Today in our interview series Matt Bell (Baldur's Gate II) interviews Gabe Durham about Bible Adventures.
Matt Bell: It seems like as the editor and founder of Boss Fight Books, you might have a harder time than most writers choosing a game to revisit and write about. After all, you've seen a lot of pitches, and you've seen what works and what doesn't in other books in the series, and I'm sure you have a pretty good idea which kinds of games make the best choices. So why Bible Adventures?
Gabe Durham: I think that since I'm the guy steering this ship, one potential pitfall of writing a Boss Fight book would be feeling like I need to somehow write the ULTIMATE Boss Fight book--one that does it all. Picking this oddball subject immediately sidelines that sort of pressure.
That said, it IS a subject that lends itself to multiple approaches: a history of Color Dreams/Wisdom Tree, an analysis of each of the games, a reflection of my own experience with Bible Adventures and other Christian products, and a larger look at the legacy of these games.

### INSTRUCTIONS
1 - Decide whether each statement agrees with the interview about Bible Adventures above. For each, answer yes or no and quote the words of the interview that settle it.
(a) Gabe Durham says that choosing an oddball subject removes the pressure to write the ultimate Boss Fight book.
(b) Durham says Bible Adventures can be approached in only one way.
(c) One approach Durham names is a history of Color Dreams/Wisdom Tree.
2 - Write the next part of the interview about Bible Adventures, picking up after its last sentence.

### INFORMATION SHOWN
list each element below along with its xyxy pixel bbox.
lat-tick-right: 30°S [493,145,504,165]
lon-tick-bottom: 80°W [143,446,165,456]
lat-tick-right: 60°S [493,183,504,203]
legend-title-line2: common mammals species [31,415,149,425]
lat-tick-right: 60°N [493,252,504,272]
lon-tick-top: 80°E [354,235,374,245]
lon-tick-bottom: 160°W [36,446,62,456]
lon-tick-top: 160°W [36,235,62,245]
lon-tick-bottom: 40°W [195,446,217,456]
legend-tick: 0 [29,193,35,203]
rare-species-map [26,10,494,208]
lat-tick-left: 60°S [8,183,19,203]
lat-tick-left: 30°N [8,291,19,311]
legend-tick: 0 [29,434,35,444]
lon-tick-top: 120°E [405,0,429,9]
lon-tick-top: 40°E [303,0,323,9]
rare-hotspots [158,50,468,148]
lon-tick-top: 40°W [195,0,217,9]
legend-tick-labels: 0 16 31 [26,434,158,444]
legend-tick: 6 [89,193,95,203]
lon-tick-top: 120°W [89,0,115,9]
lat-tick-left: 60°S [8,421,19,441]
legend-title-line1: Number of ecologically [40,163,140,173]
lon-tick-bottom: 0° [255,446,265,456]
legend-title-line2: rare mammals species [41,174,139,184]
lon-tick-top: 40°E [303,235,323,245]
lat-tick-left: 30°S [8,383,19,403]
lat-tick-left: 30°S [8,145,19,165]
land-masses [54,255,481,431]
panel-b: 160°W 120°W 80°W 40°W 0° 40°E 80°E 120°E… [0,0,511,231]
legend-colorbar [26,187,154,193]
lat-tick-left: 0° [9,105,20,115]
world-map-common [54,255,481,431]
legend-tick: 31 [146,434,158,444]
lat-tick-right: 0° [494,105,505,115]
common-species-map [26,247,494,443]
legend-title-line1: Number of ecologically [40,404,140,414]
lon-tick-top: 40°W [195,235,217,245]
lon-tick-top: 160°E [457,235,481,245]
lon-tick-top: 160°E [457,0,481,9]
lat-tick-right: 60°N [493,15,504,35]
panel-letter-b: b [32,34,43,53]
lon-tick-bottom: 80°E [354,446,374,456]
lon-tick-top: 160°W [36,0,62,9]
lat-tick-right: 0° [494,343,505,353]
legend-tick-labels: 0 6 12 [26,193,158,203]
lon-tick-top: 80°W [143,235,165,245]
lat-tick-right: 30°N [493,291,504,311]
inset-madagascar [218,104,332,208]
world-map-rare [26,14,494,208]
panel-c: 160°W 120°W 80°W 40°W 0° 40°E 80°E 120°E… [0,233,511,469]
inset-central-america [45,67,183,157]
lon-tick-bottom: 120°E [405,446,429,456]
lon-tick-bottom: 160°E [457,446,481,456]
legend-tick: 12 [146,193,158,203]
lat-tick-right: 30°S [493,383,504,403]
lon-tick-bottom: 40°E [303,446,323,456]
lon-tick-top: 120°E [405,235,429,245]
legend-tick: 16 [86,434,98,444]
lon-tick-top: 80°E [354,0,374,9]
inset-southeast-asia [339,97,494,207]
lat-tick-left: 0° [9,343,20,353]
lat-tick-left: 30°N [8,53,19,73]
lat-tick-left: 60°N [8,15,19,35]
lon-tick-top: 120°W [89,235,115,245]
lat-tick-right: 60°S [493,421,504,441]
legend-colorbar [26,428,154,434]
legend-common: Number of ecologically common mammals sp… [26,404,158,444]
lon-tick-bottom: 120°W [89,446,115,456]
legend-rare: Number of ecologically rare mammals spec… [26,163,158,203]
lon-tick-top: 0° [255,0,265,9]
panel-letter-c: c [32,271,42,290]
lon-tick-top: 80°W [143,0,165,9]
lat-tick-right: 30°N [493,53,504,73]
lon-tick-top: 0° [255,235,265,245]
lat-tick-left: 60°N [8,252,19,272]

### SET OF ANSWERS
1 -
(a) Yes: "Picking this oddball subject immediately sidelines that sort of pressure."
(b) No: "it IS a subject that lends itself to multiple approaches"
(c) Yes: "a history of Color Dreams/Wisdom Tree"

2 -
Going into the project, my most useful guide for how to engage with a single work was Carl Wilson's Let's Talk About Love, about the Celine Dion album of the same name. Like Wilson, I liked the idea of looking hard at a cultural punching bag and investigating what the work can tell us about the world and ourselves. I became enamored with the question, "Why does Christian stuff like this exist at all? And what does that stuff have to do with religious faith?" So what looks at first like a winking history of a kitschy cult classic turns into an earnest look at the intersection of faith and commerce.
One of the odd things about Bible Adventures is that it's an unlicensed NES game. What does that mean, and what effect did that have on the game's development?
Nintendo of America had tremendous power in the NES era. If you were a third-party developer like Konami, you were Nintendo's bitch. Not only did they demand changes and censor content (no swears, blood, nudity, politics, religion, etc.), they also physically manufactured all the games and then sold them back to the developer at a high price per cartridge. This meant Nintendo decided when your game would be released, how many copies would be made, and how much they would promote it in Nintendo Power.
Wisdom Tree worked outside of this system. They were true indie developers (way before that was a term) who developed, manufactured, and sold their own games. The downside: They had to figure out where to sell the games, how to convince people that the games were legit, and how to get the game cartridges past the Nintendo's 10NES lockout system.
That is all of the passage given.